__WRITTEN PROBLEM__
Reproduce the passage on the Boston Museum of Fine Arts and the Benin bronzes word for word.

[Start READING TEXT]

The task at the Museum of Fine Arts is a tall one. The museum, founded in 1870, now holds more than 500,000 artworks in its collection. Since 1997, 14 claims involving 43 objects have been resolved either by returns or through financial settlements.

But the Boston museum is hardly alone. The issue of repatriation has roiled the museum world in recent years, generating headlines about museums reacting to claims from individuals and countries regarding objects that are said to have been stolen, illegally excavated, or improperly imported or exported.

The pitfalls and complications are many, as demonstrated by a group of Benin bronzes that occupy an uncomfortable limbo at the Museum of Fine Arts.

For the first time, the museum, through Ms. Reed, has acknowledged that the statues should be returned to Nigeria, where they originated.

“These are indisputably looted works of art,” said Ms. Reed, standing in the Benin Kingdom gallery as visitors milled about late on a recent Friday afternoon. “They are not acceptable under our collections policy, and we are prepared to pledge to restitute them.”

Benin bronzes at the Museum of Fine Arts in Boston.

[End READING TEXT]
[Start DATA SHOWN]

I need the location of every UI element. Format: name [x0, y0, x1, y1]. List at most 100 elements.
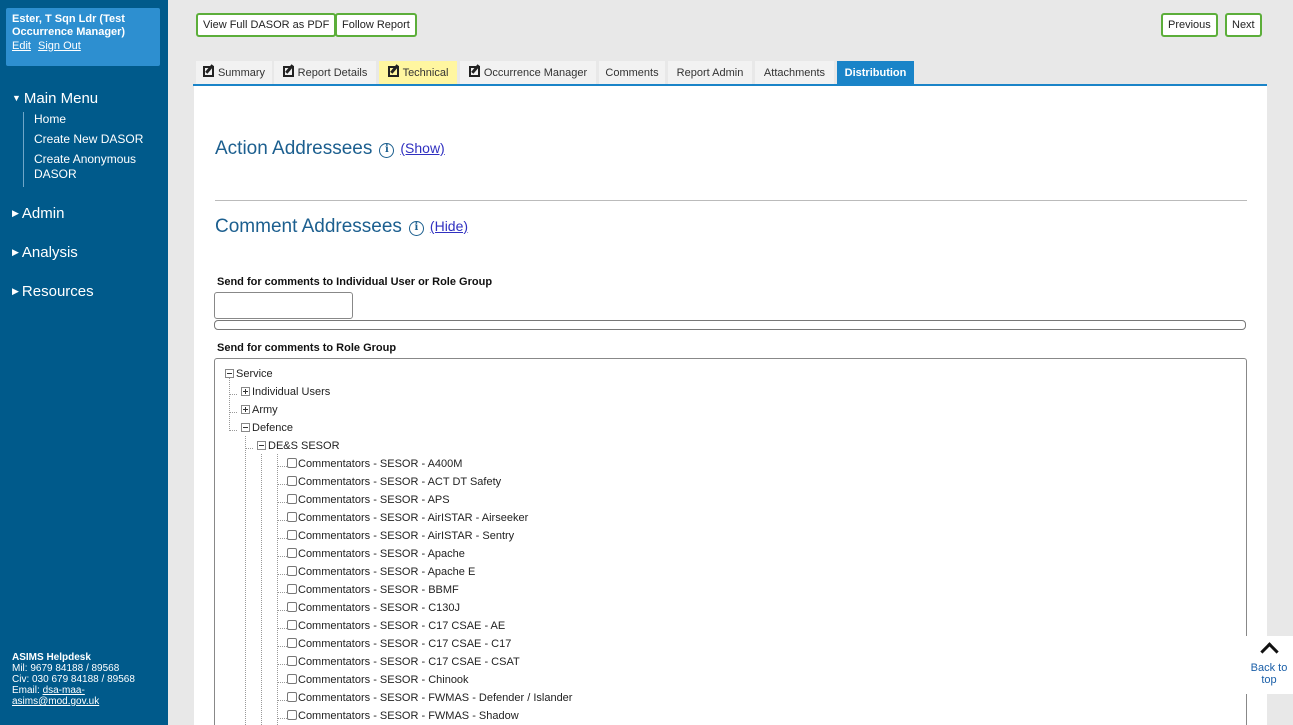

[End DATA SHOWN]

__OUTPUT FOR THIS EXERCISE__
The task at the Museum of Fine Arts is a tall one. The museum, founded in 1870, now holds more than 500,000 artworks in its collection. Since 1997, 14 claims involving 43 objects have been resolved either by returns or through financial settlements.

But the Boston museum is hardly alone. The issue of repatriation has roiled the museum world in recent years, generating headlines about museums reacting to claims from individuals and countries regarding objects that are said to have been stolen, illegally excavated, or improperly imported or exported.

The pitfalls and complications are many, as demonstrated by a group of Benin bronzes that occupy an uncomfortable limbo at the Museum of Fine Arts.

For the first time, the museum, through Ms. Reed, has acknowledged that the statues should be returned to Nigeria, where they originated.

“These are indisputably looted works of art,” said Ms. Reed, standing in the Benin Kingdom gallery as visitors milled about late on a recent Friday afternoon. “They are not acceptable under our collections policy, and we are prepared to pledge to restitute them.”

Benin bronzes at the Museum of Fine Arts in Boston.